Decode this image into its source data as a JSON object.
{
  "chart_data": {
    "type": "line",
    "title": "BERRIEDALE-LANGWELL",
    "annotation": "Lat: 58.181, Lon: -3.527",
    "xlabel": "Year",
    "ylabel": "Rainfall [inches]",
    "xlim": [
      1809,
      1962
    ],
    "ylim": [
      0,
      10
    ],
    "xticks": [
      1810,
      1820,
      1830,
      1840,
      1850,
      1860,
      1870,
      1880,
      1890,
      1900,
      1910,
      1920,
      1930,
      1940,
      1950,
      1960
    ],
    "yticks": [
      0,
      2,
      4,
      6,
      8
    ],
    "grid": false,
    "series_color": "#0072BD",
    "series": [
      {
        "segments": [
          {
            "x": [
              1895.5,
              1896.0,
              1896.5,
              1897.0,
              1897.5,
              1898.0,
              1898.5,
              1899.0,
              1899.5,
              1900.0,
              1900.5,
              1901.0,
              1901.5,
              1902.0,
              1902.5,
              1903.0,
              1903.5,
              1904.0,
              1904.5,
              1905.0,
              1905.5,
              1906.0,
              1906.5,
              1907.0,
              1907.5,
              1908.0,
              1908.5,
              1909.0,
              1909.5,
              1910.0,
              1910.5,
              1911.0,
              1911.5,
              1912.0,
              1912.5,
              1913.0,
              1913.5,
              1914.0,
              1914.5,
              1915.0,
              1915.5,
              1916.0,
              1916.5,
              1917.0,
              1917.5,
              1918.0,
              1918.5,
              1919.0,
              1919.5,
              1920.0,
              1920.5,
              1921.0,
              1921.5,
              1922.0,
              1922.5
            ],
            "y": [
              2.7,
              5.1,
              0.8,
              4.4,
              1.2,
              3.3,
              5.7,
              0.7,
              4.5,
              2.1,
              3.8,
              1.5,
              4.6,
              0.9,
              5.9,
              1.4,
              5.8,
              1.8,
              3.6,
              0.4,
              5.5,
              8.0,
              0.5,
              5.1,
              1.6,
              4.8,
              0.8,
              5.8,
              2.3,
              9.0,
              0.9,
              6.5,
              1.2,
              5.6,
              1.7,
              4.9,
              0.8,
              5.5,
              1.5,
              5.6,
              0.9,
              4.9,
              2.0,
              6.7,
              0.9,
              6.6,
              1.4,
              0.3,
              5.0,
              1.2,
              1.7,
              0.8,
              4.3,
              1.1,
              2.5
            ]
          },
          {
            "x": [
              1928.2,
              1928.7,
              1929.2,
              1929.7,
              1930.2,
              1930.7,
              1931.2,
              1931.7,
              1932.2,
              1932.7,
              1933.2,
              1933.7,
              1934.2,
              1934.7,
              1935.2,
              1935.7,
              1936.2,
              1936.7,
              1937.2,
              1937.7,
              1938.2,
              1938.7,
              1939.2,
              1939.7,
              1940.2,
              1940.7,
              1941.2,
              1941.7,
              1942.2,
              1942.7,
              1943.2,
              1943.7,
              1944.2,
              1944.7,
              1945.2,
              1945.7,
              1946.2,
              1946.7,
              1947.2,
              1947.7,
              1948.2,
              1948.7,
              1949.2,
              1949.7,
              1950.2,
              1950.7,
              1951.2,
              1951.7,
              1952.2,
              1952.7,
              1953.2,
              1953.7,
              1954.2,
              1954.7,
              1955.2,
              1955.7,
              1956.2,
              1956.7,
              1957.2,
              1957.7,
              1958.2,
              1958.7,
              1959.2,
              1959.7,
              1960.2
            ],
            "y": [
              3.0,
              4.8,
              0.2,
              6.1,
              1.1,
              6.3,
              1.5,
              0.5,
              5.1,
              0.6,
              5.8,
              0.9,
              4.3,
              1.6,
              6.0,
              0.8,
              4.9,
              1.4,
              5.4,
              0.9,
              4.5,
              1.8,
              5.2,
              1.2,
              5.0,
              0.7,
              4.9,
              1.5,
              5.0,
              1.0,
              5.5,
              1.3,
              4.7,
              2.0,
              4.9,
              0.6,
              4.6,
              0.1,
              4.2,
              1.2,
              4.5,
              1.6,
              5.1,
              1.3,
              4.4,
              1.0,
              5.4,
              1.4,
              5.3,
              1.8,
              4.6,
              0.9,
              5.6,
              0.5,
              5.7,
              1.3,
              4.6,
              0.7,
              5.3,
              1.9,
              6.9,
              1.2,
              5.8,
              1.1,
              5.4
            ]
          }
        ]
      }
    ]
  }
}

+-------+

### GIVEN INSTRUCTION
All of the material must be reproduced exactly.

### RESPONSE TO THIS EXERCISE
Decode this image into its source data as a JSON object.
{
  "chart_data": {
    "type": "line",
    "title": "BERRIEDALE-LANGWELL",
    "annotation": "Lat: 58.181, Lon: -3.527",
    "xlabel": "Year",
    "ylabel": "Rainfall [inches]",
    "xlim": [
      1809,
      1962
    ],
    "ylim": [
      0,
      10
    ],
    "xticks": [
      1810,
      1820,
      1830,
      1840,
      1850,
      1860,
      1870,
      1880,
      1890,
      1900,
      1910,
      1920,
      1930,
      1940,
      1950,
      1960
    ],
    "yticks": [
      0,
      2,
      4,
      6,
      8
    ],
    "grid": false,
    "series_color": "#0072BD",
    "series": [
      {
        "segments": [
          {
            "x": [
              1895.5,
              1896.0,
              1896.5,
              1897.0,
              1897.5,
              1898.0,
              1898.5,
              1899.0,
              1899.5,
              1900.0,
              1900.5,
              1901.0,
              1901.5,
              1902.0,
              1902.5,
              1903.0,
              1903.5,
              1904.0,
              1904.5,
              1905.0,
              1905.5,
              1906.0,
              1906.5,
              1907.0,
              1907.5,
              1908.0,
              1908.5,
              1909.0,
              1909.5,
              1910.0,
              1910.5,
              1911.0,
              1911.5,
              1912.0,
              1912.5,
              1913.0,
              1913.5,
              1914.0,
              1914.5,
              1915.0,
              1915.5,
              1916.0,
              1916.5,
              1917.0,
              1917.5,
              1918.0,
              1918.5,
              1919.0,
              1919.5,
              1920.0,
              1920.5,
              1921.0,
              1921.5,
              1922.0,
              1922.5
            ],
            "y": [
              2.7,
              5.1,
              0.8,
              4.4,
              1.2,
              3.3,
              5.7,
              0.7,
              4.5,
              2.1,
              3.8,
              1.5,
              4.6,
              0.9,
              5.9,
              1.4,
              5.8,
              1.8,
              3.6,
              0.4,
              5.5,
              8.0,
              0.5,
              5.1,
              1.6,
              4.8,
              0.8,
              5.8,
              2.3,
              9.0,
              0.9,
              6.5,
              1.2,
              5.6,
              1.7,
              4.9,
              0.8,
              5.5,
              1.5,
              5.6,
              0.9,
              4.9,
              2.0,
              6.7,
              0.9,
              6.6,
              1.4,
              0.3,
              5.0,
              1.2,
              1.7,
              0.8,
              4.3,
              1.1,
              2.5
            ]
          },
          {
            "x": [
              1928.2,
              1928.7,
              1929.2,
              1929.7,
              1930.2,
              1930.7,
              1931.2,
              1931.7,
              1932.2,
              1932.7,
              1933.2,
              1933.7,
              1934.2,
              1934.7,
              1935.2,
              1935.7,
              1936.2,
              1936.7,
              1937.2,
              1937.7,
              1938.2,
              1938.7,
              1939.2,
              1939.7,
              1940.2,
              1940.7,
              1941.2,
              1941.7,
              1942.2,
              1942.7,
              1943.2,
              1943.7,
              1944.2,
              1944.7,
              1945.2,
              1945.7,
              1946.2,
              1946.7,
              1947.2,
              1947.7,
              1948.2,
              1948.7,
              1949.2,
              1949.7,
              1950.2,
              1950.7,
              1951.2,
              1951.7,
              1952.2,
              1952.7,
              1953.2,
              1953.7,
              1954.2,
              1954.7,
              1955.2,
              1955.7,
              1956.2,
              1956.7,
              1957.2,
              1957.7,
              1958.2,
              1958.7,
              1959.2,
              1959.7,
              1960.2
            ],
            "y": [
              3.0,
              4.8,
              0.2,
              6.1,
              1.1,
              6.3,
              1.5,
              0.5,
              5.1,
              0.6,
              5.8,
              0.9,
              4.3,
              1.6,
              6.0,
              0.8,
              4.9,
              1.4,
              5.4,
              0.9,
              4.5,
              1.8,
              5.2,
              1.2,
              5.0,
              0.7,
              4.9,
              1.5,
              5.0,
              1.0,
              5.5,
              1.3,
              4.7,
              2.0,
              4.9,
              0.6,
              4.6,
              0.1,
              4.2,
              1.2,
              4.5,
              1.6,
              5.1,
              1.3,
              4.4,
              1.0,
              5.4,
              1.4,
              5.3,
              1.8,
              4.6,
              0.9,
              5.6,
              0.5,
              5.7,
              1.3,
              4.6,
              0.7,
              5.3,
              1.9,
              6.9,
              1.2,
              5.8,
              1.1,
              5.4
            ]
          }
        ]
      }
    ]
  }
}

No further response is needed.